## TASK OBJECTIVE
Check each line of the data for "Microphone" and select those that have it.

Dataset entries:
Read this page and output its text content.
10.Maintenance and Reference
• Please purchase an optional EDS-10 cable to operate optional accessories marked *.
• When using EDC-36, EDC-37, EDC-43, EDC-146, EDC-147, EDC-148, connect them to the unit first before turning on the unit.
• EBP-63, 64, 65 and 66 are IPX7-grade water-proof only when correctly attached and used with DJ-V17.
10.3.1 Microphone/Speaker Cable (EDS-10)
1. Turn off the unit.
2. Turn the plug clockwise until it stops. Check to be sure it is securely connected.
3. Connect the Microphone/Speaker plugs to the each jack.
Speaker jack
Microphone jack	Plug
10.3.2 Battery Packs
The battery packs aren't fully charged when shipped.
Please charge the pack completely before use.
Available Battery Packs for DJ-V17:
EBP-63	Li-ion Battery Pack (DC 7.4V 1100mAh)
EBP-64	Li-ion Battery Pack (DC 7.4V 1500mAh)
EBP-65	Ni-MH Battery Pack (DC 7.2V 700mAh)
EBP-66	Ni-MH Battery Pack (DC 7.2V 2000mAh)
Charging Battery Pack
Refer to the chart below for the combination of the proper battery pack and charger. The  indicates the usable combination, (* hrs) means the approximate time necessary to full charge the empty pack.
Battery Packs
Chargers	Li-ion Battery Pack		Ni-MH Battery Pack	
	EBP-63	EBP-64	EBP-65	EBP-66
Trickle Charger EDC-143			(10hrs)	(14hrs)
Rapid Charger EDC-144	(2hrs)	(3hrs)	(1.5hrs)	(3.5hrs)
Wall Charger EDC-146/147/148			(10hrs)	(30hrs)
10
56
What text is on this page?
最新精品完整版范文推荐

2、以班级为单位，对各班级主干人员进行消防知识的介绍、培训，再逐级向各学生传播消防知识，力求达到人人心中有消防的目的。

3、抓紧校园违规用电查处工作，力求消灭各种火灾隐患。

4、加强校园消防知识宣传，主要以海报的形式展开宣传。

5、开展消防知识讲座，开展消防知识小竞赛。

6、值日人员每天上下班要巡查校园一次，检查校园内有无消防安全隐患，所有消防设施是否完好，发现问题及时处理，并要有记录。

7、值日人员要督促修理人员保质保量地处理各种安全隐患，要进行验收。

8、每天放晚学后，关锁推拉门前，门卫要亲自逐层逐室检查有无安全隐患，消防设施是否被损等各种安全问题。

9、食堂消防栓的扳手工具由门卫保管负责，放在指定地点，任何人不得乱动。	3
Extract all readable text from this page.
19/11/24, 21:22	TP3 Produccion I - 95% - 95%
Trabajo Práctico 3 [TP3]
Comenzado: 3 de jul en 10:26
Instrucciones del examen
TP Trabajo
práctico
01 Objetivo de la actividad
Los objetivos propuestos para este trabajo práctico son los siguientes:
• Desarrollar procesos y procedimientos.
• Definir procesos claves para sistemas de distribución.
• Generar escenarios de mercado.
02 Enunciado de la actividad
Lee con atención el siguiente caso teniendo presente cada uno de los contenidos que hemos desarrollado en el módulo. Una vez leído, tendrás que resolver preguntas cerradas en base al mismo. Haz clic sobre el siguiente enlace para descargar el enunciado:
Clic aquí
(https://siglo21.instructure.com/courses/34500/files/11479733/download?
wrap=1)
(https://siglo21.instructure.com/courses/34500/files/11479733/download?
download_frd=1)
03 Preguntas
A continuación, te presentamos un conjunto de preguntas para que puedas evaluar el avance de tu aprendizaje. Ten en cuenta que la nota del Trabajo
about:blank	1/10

## SOLUTION
10.3.1 Microphone/Speaker Cable (EDS-10)
3. Connect the Microphone/Speaker plugs to the each jack.
Microphone jack	Plug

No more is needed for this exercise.